Written exercise >> Reproduce each of the lines word for word.

Provided data >>
++++++++++

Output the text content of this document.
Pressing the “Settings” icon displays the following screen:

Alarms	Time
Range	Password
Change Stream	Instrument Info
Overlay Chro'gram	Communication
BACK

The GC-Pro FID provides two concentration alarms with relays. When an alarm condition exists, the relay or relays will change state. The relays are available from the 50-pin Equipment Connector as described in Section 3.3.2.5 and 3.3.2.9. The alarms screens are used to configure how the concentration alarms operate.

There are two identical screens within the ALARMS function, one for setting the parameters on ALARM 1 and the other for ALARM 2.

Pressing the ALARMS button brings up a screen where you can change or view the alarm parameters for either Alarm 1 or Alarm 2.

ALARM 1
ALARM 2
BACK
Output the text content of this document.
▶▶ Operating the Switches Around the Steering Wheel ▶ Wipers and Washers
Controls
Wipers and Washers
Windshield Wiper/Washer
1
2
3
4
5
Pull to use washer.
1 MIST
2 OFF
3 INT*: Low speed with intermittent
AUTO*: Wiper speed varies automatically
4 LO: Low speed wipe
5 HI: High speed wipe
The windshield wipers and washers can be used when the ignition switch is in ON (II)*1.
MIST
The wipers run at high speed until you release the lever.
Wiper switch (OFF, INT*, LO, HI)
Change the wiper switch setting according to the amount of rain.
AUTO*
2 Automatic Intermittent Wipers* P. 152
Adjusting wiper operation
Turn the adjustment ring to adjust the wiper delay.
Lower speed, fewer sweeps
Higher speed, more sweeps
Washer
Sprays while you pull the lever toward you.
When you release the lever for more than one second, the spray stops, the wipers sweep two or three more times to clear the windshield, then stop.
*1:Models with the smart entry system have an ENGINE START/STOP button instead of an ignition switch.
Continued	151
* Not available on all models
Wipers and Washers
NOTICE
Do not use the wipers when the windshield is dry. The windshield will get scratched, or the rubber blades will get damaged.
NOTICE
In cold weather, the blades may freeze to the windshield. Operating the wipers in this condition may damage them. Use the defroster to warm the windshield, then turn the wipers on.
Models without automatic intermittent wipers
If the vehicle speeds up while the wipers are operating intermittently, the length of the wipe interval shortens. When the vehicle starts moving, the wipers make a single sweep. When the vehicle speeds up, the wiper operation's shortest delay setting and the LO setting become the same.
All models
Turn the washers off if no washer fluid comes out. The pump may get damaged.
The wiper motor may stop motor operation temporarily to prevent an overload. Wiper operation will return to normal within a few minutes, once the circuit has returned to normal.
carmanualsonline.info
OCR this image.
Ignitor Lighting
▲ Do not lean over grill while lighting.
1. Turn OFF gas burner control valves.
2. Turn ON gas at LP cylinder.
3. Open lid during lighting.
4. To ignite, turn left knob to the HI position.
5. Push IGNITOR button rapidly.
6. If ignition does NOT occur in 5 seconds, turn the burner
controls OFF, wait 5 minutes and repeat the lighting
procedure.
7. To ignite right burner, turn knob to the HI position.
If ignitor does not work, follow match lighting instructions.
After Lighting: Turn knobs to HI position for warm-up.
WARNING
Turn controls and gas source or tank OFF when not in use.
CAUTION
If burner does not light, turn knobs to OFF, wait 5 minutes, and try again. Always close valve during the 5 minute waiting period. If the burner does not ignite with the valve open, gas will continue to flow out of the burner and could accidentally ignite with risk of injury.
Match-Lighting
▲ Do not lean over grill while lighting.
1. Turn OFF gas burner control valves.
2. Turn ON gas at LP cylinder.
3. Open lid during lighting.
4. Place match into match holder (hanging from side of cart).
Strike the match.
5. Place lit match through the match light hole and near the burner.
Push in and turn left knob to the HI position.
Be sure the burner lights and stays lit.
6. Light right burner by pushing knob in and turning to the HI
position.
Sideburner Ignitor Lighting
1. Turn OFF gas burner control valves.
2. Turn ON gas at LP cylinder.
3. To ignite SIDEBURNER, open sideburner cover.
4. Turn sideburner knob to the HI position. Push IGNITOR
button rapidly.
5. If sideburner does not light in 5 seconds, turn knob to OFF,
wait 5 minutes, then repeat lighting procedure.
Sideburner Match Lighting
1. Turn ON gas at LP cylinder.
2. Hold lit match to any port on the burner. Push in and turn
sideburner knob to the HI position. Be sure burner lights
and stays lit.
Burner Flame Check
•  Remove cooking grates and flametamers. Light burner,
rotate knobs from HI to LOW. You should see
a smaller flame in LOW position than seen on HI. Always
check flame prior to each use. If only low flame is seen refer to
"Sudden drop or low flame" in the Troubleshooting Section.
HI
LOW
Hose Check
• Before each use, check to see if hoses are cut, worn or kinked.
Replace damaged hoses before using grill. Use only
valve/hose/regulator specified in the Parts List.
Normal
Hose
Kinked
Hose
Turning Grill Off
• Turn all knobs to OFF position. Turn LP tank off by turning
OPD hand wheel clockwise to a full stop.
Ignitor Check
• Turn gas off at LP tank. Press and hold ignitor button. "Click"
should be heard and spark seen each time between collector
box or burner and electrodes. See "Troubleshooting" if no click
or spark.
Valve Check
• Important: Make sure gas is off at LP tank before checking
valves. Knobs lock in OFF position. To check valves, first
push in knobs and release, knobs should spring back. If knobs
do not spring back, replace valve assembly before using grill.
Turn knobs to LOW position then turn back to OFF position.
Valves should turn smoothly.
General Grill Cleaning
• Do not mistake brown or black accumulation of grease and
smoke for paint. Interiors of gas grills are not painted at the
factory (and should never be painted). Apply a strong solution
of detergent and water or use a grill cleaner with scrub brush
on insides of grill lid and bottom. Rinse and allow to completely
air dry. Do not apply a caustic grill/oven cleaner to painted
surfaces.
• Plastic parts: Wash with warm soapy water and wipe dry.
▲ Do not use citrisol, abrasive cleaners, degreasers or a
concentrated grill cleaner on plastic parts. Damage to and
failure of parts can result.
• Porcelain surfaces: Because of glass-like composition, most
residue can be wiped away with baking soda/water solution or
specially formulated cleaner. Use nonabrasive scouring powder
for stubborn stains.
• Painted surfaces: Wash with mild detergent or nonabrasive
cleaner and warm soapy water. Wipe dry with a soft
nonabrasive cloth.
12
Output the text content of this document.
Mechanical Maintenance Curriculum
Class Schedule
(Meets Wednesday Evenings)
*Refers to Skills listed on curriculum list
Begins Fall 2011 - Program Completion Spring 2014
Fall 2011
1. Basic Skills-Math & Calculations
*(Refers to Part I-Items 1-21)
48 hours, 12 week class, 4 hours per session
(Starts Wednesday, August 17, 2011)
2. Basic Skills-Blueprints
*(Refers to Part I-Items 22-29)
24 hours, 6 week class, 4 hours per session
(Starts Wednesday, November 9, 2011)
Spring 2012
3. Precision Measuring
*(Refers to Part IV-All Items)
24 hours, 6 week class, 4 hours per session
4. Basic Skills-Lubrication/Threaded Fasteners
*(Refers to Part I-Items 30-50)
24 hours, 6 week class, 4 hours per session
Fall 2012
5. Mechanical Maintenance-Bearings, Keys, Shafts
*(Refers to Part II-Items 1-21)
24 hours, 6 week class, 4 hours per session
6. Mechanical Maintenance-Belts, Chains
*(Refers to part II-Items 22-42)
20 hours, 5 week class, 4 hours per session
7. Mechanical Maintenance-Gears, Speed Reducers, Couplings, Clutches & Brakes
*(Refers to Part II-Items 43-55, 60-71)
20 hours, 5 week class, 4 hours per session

++++++++++

Solution below >>
Output the text content of this document.
Pressing the “Settings” icon displays the following screen:

Alarms	Time
Range	Password
Change Stream	Instrument Info
Overlay Chro'gram	Communication
BACK

The GC-Pro FID provides two concentration alarms with relays. When an alarm condition exists, the relay or relays will change state. The relays are available from the 50-pin Equipment Connector as described in Section 3.3.2.5 and 3.3.2.9. The alarms screens are used to configure how the concentration alarms operate.

There are two identical screens within the ALARMS function, one for setting the parameters on ALARM 1 and the other for ALARM 2.

Pressing the ALARMS button brings up a screen where you can change or view the alarm parameters for either Alarm 1 or Alarm 2.

ALARM 1
ALARM 2
BACK
Output the text content of this document.
▶▶ Operating the Switches Around the Steering Wheel ▶ Wipers and Washers
Controls
Wipers and Washers
Windshield Wiper/Washer
1
2
3
4
5
Pull to use washer.
1 MIST
2 OFF
3 INT*: Low speed with intermittent
AUTO*: Wiper speed varies automatically
4 LO: Low speed wipe
5 HI: High speed wipe
The windshield wipers and washers can be used when the ignition switch is in ON (II)*1.
MIST
The wipers run at high speed until you release the lever.
Wiper switch (OFF, INT*, LO, HI)
Change the wiper switch setting according to the amount of rain.
AUTO*
2 Automatic Intermittent Wipers* P. 152
Adjusting wiper operation
Turn the adjustment ring to adjust the wiper delay.
Lower speed, fewer sweeps
Higher speed, more sweeps
Washer
Sprays while you pull the lever toward you.
When you release the lever for more than one second, the spray stops, the wipers sweep two or three more times to clear the windshield, then stop.
*1:Models with the smart entry system have an ENGINE START/STOP button instead of an ignition switch.
Continued	151
* Not available on all models
Wipers and Washers
NOTICE
Do not use the wipers when the windshield is dry. The windshield will get scratched, or the rubber blades will get damaged.
NOTICE
In cold weather, the blades may freeze to the windshield. Operating the wipers in this condition may damage them. Use the defroster to warm the windshield, then turn the wipers on.
Models without automatic intermittent wipers
If the vehicle speeds up while the wipers are operating intermittently, the length of the wipe interval shortens. When the vehicle starts moving, the wipers make a single sweep. When the vehicle speeds up, the wiper operation's shortest delay setting and the LO setting become the same.
All models
Turn the washers off if no washer fluid comes out. The pump may get damaged.
The wiper motor may stop motor operation temporarily to prevent an overload. Wiper operation will return to normal within a few minutes, once the circuit has returned to normal.
carmanualsonline.info
OCR this image.
Ignitor Lighting
▲ Do not lean over grill while lighting.
1. Turn OFF gas burner control valves.
2. Turn ON gas at LP cylinder.
3. Open lid during lighting.
4. To ignite, turn left knob to the HI position.
5. Push IGNITOR button rapidly.
6. If ignition does NOT occur in 5 seconds, turn the burner
controls OFF, wait 5 minutes and repeat the lighting
procedure.
7. To ignite right burner, turn knob to the HI position.
If ignitor does not work, follow match lighting instructions.
After Lighting: Turn knobs to HI position for warm-up.
WARNING
Turn controls and gas source or tank OFF when not in use.
CAUTION
If burner does not light, turn knobs to OFF, wait 5 minutes, and try again. Always close valve during the 5 minute waiting period. If the burner does not ignite with the valve open, gas will continue to flow out of the burner and could accidentally ignite with risk of injury.
Match-Lighting
▲ Do not lean over grill while lighting.
1. Turn OFF gas burner control valves.
2. Turn ON gas at LP cylinder.
3. Open lid during lighting.
4. Place match into match holder (hanging from side of cart).
Strike the match.
5. Place lit match through the match light hole and near the burner.
Push in and turn left knob to the HI position.
Be sure the burner lights and stays lit.
6. Light right burner by pushing knob in and turning to the HI
position.
Sideburner Ignitor Lighting
1. Turn OFF gas burner control valves.
2. Turn ON gas at LP cylinder.
3. To ignite SIDEBURNER, open sideburner cover.
4. Turn sideburner knob to the HI position. Push IGNITOR
button rapidly.
5. If sideburner does not light in 5 seconds, turn knob to OFF,
wait 5 minutes, then repeat lighting procedure.
Sideburner Match Lighting
1. Turn ON gas at LP cylinder.
2. Hold lit match to any port on the burner. Push in and turn
sideburner knob to the HI position. Be sure burner lights
and stays lit.
Burner Flame Check
•  Remove cooking grates and flametamers. Light burner,
rotate knobs from HI to LOW. You should see
a smaller flame in LOW position than seen on HI. Always
check flame prior to each use. If only low flame is seen refer to
"Sudden drop or low flame" in the Troubleshooting Section.
HI
LOW
Hose Check
• Before each use, check to see if hoses are cut, worn or kinked.
Replace damaged hoses before using grill. Use only
valve/hose/regulator specified in the Parts List.
Normal
Hose
Kinked
Hose
Turning Grill Off
• Turn all knobs to OFF position. Turn LP tank off by turning
OPD hand wheel clockwise to a full stop.
Ignitor Check
• Turn gas off at LP tank. Press and hold ignitor button. "Click"
should be heard and spark seen each time between collector
box or burner and electrodes. See "Troubleshooting" if no click
or spark.
Valve Check
• Important: Make sure gas is off at LP tank before checking
valves. Knobs lock in OFF position. To check valves, first
push in knobs and release, knobs should spring back. If knobs
do not spring back, replace valve assembly before using grill.
Turn knobs to LOW position then turn back to OFF position.
Valves should turn smoothly.
General Grill Cleaning
• Do not mistake brown or black accumulation of grease and
smoke for paint. Interiors of gas grills are not painted at the
factory (and should never be painted). Apply a strong solution
of detergent and water or use a grill cleaner with scrub brush
on insides of grill lid and bottom. Rinse and allow to completely
air dry. Do not apply a caustic grill/oven cleaner to painted
surfaces.
• Plastic parts: Wash with warm soapy water and wipe dry.
▲ Do not use citrisol, abrasive cleaners, degreasers or a
concentrated grill cleaner on plastic parts. Damage to and
failure of parts can result.
• Porcelain surfaces: Because of glass-like composition, most
residue can be wiped away with baking soda/water solution or
specially formulated cleaner. Use nonabrasive scouring powder
for stubborn stains.
• Painted surfaces: Wash with mild detergent or nonabrasive
cleaner and warm soapy water. Wipe dry with a soft
nonabrasive cloth.
12
Output the text content of this document.
Mechanical Maintenance Curriculum
Class Schedule
(Meets Wednesday Evenings)
*Refers to Skills listed on curriculum list
Begins Fall 2011 - Program Completion Spring 2014
Fall 2011
1. Basic Skills-Math & Calculations
*(Refers to Part I-Items 1-21)
48 hours, 12 week class, 4 hours per session
(Starts Wednesday, August 17, 2011)
2. Basic Skills-Blueprints
*(Refers to Part I-Items 22-29)
24 hours, 6 week class, 4 hours per session
(Starts Wednesday, November 9, 2011)
Spring 2012
3. Precision Measuring
*(Refers to Part IV-All Items)
24 hours, 6 week class, 4 hours per session
4. Basic Skills-Lubrication/Threaded Fasteners
*(Refers to Part I-Items 30-50)
24 hours, 6 week class, 4 hours per session
Fall 2012
5. Mechanical Maintenance-Bearings, Keys, Shafts
*(Refers to Part II-Items 1-21)
24 hours, 6 week class, 4 hours per session
6. Mechanical Maintenance-Belts, Chains
*(Refers to part II-Items 22-42)
20 hours, 5 week class, 4 hours per session
7. Mechanical Maintenance-Gears, Speed Reducers, Couplings, Clutches & Brakes
*(Refers to Part II-Items 43-55, 60-71)
20 hours, 5 week class, 4 hours per session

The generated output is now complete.